● **Given request**
Please rewrite every line of the material below as a numbered list, leaving out any blank lines.
════════════════════
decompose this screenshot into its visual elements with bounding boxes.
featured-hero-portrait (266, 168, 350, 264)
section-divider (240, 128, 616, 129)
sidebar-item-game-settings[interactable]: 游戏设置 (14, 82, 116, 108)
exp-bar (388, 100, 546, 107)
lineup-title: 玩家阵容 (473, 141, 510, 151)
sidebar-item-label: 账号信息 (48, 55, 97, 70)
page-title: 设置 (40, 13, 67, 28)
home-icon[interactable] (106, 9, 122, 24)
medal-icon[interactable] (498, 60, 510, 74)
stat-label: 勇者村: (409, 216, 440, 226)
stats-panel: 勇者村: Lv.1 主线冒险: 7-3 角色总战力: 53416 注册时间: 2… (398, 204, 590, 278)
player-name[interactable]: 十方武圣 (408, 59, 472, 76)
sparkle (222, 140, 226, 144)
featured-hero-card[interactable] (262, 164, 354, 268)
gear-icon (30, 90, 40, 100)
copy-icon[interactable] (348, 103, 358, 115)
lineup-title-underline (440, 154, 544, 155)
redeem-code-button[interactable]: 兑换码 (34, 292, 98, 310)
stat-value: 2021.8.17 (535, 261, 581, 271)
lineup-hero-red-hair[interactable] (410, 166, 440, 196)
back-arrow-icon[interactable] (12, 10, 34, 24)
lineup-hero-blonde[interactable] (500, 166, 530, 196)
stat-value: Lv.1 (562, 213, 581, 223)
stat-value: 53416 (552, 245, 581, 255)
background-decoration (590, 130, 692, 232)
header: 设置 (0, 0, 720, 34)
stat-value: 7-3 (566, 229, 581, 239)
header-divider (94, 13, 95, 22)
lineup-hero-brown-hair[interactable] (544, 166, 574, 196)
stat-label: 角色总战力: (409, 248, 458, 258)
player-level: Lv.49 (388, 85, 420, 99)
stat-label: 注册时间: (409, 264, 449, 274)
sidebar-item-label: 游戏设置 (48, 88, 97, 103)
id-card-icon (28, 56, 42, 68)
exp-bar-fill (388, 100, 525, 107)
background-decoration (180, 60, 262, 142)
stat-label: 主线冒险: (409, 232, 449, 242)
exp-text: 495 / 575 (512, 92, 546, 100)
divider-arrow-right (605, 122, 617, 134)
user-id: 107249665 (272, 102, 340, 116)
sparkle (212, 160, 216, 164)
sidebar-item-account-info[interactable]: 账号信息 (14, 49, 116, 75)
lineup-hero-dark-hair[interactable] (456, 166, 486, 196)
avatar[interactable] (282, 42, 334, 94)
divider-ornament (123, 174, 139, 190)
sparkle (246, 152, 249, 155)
════════════════════
● **Task solution**
1. decompose this screenshot into its visual elements with bounding boxes.
2. featured-hero-portrait (266, 168, 350, 264)
3. section-divider (240, 128, 616, 129)
4. sidebar-item-game-settings[interactable]: 游戏设置 (14, 82, 116, 108)
5. exp-bar (388, 100, 546, 107)
6. lineup-title: 玩家阵容 (473, 141, 510, 151)
7. sidebar-item-label: 账号信息 (48, 55, 97, 70)
8. page-title: 设置 (40, 13, 67, 28)
9. home-icon[interactable] (106, 9, 122, 24)
10. medal-icon[interactable] (498, 60, 510, 74)
11. stat-label: 勇者村: (409, 216, 440, 226)
12. stats-panel: 勇者村: Lv.1 主线冒险: 7-3 角色总战力: 53416 注册时间: 2… (398, 204, 590, 278)
13. player-name[interactable]: 十方武圣 (408, 59, 472, 76)
14. sparkle (222, 140, 226, 144)
15. featured-hero-card[interactable] (262, 164, 354, 268)
16. gear-icon (30, 90, 40, 100)
17. copy-icon[interactable] (348, 103, 358, 115)
18. lineup-title-underline (440, 154, 544, 155)
19. redeem-code-button[interactable]: 兑换码 (34, 292, 98, 310)
20. stat-value: 2021.8.17 (535, 261, 581, 271)
21. lineup-hero-red-hair[interactable] (410, 166, 440, 196)
22. back-arrow-icon[interactable] (12, 10, 34, 24)
23. lineup-hero-blonde[interactable] (500, 166, 530, 196)
24. stat-value: Lv.1 (562, 213, 581, 223)
25. stat-value: 53416 (552, 245, 581, 255)
26. background-decoration (590, 130, 692, 232)
27. header: 设置 (0, 0, 720, 34)
28. stat-value: 7-3 (566, 229, 581, 239)
29. header-divider (94, 13, 95, 22)
30. lineup-hero-brown-hair[interactable] (544, 166, 574, 196)
31. stat-label: 角色总战力: (409, 248, 458, 258)
32. player-level: Lv.49 (388, 85, 420, 99)
33. stat-label: 注册时间: (409, 264, 449, 274)
34. sidebar-item-label: 游戏设置 (48, 88, 97, 103)
35. id-card-icon (28, 56, 42, 68)
36. exp-bar-fill (388, 100, 525, 107)
37. background-decoration (180, 60, 262, 142)
38. stat-label: 主线冒险: (409, 232, 449, 242)
39. exp-text: 495 / 575 (512, 92, 546, 100)
40. divider-arrow-right (605, 122, 617, 134)
41. user-id: 107249665 (272, 102, 340, 116)
42. sparkle (212, 160, 216, 164)
43. sidebar-item-account-info[interactable]: 账号信息 (14, 49, 116, 75)
44. lineup-hero-dark-hair[interactable] (456, 166, 486, 196)
45. avatar[interactable] (282, 42, 334, 94)
46. divider-ornament (123, 174, 139, 190)
47. sparkle (246, 152, 249, 155)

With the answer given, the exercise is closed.